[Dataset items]

------------------------------------

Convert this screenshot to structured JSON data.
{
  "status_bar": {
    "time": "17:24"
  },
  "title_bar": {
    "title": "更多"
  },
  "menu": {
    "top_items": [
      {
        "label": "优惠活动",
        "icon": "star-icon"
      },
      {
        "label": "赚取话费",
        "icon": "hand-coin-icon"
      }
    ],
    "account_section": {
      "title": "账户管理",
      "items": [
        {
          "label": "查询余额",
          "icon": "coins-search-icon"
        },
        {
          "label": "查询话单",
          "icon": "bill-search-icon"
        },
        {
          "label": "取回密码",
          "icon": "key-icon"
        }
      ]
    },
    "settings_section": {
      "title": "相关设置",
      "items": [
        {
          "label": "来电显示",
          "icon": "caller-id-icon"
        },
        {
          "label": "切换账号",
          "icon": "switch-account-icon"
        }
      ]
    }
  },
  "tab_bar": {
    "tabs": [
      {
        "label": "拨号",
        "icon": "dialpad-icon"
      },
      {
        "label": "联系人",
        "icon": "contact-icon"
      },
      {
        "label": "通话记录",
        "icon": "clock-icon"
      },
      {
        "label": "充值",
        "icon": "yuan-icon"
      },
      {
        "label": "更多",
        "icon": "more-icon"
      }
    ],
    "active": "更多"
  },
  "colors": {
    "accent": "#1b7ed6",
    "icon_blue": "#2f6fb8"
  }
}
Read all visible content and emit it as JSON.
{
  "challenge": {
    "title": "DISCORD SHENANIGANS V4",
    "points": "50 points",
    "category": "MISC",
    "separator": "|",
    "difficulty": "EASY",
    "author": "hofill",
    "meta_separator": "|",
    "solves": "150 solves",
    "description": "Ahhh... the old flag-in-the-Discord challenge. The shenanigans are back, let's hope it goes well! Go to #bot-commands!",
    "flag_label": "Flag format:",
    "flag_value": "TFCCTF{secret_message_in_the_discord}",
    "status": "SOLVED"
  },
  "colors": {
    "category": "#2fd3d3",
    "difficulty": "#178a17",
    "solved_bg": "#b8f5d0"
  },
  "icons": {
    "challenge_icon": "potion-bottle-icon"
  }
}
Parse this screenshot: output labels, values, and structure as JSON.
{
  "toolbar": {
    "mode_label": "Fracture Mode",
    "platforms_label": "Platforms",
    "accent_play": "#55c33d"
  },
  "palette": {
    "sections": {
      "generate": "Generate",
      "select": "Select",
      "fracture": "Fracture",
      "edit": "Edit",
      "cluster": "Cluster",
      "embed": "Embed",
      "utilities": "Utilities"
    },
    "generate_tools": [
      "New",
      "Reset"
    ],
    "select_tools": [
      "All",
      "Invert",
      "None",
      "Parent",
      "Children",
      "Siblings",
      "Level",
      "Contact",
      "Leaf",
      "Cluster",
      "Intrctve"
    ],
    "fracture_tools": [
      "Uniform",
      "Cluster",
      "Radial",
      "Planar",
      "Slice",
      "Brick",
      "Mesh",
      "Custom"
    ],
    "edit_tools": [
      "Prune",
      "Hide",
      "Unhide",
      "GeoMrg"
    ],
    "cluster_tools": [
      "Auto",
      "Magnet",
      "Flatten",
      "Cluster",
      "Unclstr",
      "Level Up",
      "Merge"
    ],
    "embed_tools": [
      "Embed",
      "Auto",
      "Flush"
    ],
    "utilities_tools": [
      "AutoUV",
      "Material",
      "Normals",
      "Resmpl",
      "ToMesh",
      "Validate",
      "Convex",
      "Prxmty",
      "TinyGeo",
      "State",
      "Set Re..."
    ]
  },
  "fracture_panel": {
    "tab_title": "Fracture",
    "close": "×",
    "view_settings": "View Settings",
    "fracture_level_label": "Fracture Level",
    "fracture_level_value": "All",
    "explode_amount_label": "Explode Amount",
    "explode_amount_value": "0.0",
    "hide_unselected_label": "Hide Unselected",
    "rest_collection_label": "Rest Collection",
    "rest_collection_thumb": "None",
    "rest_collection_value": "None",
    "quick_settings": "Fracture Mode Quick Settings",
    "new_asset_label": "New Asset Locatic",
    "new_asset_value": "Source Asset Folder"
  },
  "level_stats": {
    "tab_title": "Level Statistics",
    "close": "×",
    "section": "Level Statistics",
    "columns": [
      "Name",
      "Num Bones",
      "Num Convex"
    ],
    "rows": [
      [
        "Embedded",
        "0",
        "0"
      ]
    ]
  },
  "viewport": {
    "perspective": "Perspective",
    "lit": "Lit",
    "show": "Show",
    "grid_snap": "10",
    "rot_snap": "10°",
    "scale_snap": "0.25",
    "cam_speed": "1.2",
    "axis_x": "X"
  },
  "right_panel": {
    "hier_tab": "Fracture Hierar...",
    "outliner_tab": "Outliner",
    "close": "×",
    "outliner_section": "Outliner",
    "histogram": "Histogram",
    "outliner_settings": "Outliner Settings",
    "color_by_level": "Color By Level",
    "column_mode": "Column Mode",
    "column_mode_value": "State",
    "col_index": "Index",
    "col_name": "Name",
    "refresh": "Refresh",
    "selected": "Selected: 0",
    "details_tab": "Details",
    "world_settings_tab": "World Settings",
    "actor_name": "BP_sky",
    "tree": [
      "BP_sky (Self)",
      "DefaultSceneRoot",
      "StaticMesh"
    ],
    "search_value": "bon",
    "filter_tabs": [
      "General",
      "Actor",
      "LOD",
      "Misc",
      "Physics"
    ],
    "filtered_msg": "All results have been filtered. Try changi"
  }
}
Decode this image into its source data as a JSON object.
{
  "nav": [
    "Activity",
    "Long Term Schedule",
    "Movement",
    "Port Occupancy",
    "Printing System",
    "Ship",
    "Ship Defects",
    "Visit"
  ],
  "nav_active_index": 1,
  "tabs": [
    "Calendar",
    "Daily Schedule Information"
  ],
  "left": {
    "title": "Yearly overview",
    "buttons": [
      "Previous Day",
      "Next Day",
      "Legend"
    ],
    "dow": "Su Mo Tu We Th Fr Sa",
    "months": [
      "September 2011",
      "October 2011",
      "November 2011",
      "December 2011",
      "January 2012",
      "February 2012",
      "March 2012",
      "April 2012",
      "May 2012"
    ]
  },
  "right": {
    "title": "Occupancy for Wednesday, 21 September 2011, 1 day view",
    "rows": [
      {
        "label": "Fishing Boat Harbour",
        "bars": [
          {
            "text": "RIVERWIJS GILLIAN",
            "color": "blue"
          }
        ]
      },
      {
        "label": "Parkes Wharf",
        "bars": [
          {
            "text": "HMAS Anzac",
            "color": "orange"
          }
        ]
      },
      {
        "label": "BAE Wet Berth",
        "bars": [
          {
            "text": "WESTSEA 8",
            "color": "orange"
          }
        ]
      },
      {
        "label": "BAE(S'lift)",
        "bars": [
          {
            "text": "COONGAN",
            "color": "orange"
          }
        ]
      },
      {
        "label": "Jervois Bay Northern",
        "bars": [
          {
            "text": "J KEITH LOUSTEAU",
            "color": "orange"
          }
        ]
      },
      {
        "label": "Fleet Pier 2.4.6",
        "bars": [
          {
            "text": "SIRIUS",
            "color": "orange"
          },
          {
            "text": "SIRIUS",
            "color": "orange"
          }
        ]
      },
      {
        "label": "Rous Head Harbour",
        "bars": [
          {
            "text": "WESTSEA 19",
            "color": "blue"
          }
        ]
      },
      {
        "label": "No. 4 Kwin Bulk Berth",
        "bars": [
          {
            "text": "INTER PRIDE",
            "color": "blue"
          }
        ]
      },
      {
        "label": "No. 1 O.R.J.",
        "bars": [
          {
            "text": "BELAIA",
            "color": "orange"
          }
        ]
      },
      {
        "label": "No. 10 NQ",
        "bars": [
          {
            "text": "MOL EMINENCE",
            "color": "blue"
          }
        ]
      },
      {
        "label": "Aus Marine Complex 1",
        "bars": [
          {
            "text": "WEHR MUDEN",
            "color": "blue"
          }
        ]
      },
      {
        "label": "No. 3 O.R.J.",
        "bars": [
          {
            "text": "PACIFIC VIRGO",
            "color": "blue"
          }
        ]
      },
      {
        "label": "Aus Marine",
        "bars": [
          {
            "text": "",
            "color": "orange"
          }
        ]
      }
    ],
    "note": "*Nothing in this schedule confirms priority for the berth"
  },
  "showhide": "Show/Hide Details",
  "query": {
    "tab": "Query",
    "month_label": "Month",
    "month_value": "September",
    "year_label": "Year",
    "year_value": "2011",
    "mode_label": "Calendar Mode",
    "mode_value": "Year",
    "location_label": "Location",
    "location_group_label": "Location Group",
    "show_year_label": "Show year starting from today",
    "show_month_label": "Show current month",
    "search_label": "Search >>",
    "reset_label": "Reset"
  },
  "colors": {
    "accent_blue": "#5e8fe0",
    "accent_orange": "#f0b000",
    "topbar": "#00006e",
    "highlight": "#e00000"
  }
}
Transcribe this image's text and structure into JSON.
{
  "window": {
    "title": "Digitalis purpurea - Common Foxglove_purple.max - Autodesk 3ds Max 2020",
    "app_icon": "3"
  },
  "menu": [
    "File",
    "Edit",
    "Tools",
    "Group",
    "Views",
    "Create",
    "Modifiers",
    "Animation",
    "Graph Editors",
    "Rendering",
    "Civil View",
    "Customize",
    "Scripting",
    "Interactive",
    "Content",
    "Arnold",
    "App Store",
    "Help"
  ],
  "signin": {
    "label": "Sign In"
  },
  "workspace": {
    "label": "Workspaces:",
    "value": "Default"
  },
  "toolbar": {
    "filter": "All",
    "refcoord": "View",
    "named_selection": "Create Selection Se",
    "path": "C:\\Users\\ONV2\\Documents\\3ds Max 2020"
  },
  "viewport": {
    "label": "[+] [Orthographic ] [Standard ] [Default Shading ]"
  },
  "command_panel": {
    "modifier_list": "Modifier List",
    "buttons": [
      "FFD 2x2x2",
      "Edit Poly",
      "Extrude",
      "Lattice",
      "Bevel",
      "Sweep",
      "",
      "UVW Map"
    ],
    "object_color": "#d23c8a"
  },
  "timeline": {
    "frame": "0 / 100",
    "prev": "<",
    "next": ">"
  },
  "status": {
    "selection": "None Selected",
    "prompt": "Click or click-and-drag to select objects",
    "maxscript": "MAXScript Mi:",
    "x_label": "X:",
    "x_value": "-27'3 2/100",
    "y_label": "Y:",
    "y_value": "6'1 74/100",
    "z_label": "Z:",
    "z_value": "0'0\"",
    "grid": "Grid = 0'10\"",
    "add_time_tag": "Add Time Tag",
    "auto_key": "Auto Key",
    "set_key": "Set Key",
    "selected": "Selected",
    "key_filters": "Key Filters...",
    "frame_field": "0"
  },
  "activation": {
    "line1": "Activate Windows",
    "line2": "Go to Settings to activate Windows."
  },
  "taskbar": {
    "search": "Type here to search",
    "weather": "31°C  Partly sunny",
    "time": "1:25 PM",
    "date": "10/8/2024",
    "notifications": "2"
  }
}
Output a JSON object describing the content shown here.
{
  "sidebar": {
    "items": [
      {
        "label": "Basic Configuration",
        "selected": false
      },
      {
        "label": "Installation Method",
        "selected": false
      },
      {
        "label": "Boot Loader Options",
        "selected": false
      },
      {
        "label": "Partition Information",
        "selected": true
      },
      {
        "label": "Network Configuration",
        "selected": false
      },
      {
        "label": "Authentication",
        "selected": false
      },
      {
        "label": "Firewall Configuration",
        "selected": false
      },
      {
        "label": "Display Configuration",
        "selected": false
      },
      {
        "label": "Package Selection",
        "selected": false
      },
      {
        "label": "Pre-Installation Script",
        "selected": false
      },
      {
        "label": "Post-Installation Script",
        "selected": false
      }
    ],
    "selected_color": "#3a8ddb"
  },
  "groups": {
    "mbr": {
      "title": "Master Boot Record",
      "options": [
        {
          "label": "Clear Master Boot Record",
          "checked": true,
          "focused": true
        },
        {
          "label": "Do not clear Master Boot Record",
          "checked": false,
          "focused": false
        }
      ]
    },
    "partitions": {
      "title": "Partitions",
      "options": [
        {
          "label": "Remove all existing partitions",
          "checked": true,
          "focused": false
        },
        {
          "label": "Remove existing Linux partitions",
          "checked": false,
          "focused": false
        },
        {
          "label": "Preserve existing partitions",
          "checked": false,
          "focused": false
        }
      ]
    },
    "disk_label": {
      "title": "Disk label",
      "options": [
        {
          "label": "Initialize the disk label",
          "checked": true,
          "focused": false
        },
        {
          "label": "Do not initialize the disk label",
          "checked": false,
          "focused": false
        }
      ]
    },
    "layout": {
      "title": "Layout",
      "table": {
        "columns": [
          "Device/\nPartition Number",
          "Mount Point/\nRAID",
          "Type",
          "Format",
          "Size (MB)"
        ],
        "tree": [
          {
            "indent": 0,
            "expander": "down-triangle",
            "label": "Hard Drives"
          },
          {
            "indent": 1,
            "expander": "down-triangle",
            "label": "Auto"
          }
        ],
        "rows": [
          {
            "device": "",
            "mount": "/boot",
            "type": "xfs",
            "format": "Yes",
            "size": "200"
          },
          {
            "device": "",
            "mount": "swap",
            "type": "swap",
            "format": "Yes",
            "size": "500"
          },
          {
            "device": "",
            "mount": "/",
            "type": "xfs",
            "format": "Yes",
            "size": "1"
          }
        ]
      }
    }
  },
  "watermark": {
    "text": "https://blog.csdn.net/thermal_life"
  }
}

------------------------------------

| SHORT PROBLEM |
Find the lines with the string "JSON" and reproduce them.

| ANSWER TO THIS PROBLEM |
Convert this screenshot to structured JSON data.
Read all visible content and emit it as JSON.
Parse this screenshot: output labels, values, and structure as JSON.
Decode this image into its source data as a JSON object.
Transcribe this image's text and structure into JSON.
Output a JSON object describing the content shown here.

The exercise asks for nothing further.